To-do list —
(A) Which peaks does the text passage say the climbing party ascended, crossed the slope of, or reached the summit of?
(B) Answer these questions from the text passage:
(i) On what date was the Silberhorn first ascended?
(ii) Where did the party spend the night after the climb?
(iii) Which edition of Deutschland contains the quoted line by the elder Karl Baedeker?

The Silberhorn , once deemed inaccessible, was ascended for the first time, Aug. 4th, 1863, by Ed. v. Fellenberg and the editor, accompanied by the guides P. Michel, H. Baumann and P. Jnäbenit of Grindelwald. The party started from Bellevue at 4 a. m., traversed the entire Eiger and Month glaciers, ascended the Schneehorn to the r., and crossing the N. slope of the Jungfrau, attained the summit of the Silberhorn at 4: 30 p.m. The following night was passed on the precipitous icy slope of the Schneehorn, not one of the party daring to close an eye.
This was an improvement even on the elder Karl Baedeker, who once demonstrated his refusal to trust anyone else’s eyes by writing in the 1851 edition of Deutschland : “The writer of these lines made the passage [from Pola to Fiume] by night and regrets that he can report nothing about it.”

Provided records —
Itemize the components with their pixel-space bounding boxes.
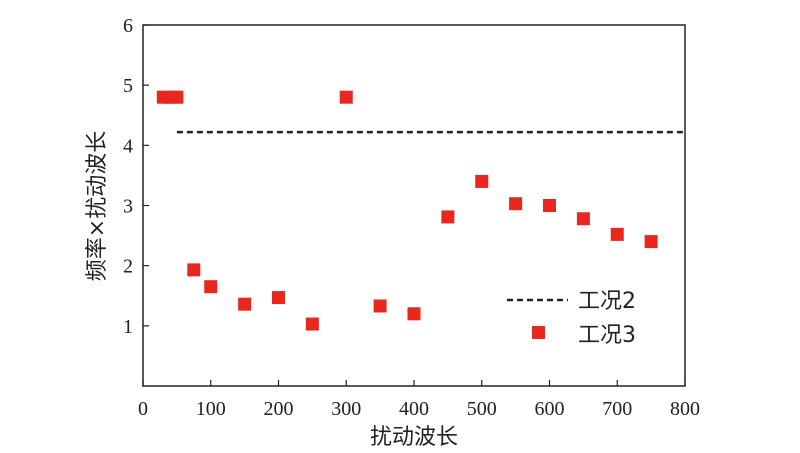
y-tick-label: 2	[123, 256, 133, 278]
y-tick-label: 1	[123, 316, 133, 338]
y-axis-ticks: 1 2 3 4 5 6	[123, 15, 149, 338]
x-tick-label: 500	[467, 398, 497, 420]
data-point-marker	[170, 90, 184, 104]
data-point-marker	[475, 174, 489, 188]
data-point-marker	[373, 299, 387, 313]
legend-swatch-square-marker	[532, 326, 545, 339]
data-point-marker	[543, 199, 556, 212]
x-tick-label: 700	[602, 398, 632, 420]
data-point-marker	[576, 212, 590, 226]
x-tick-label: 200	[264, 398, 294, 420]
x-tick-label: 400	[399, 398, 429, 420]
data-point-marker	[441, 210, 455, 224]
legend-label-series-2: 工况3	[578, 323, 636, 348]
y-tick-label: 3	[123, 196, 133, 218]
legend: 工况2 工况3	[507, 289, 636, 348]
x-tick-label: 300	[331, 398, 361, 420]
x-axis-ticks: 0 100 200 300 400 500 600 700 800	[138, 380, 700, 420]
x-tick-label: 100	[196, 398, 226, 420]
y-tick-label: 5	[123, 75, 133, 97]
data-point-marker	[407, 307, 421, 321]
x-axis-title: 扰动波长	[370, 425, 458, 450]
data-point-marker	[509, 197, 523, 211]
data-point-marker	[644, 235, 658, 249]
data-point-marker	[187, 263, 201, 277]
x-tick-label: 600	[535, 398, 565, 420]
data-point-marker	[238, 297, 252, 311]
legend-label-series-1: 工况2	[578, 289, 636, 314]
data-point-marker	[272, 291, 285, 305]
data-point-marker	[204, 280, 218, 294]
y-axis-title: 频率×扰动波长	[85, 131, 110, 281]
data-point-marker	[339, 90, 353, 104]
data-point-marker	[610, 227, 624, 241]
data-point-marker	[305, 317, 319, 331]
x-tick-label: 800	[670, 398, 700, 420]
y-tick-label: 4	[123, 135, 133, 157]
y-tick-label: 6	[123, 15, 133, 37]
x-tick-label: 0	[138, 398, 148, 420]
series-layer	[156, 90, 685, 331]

Solved tasks —
(A) The Schneehorn (ascended), the Jungfrau (its N. slope crossed), and the Silberhorn (summit attained).

(B)
(i) Aug. 4th, 1863.
(ii) On the precipitous icy slope of the Schneehorn.
(iii) The 1851 edition.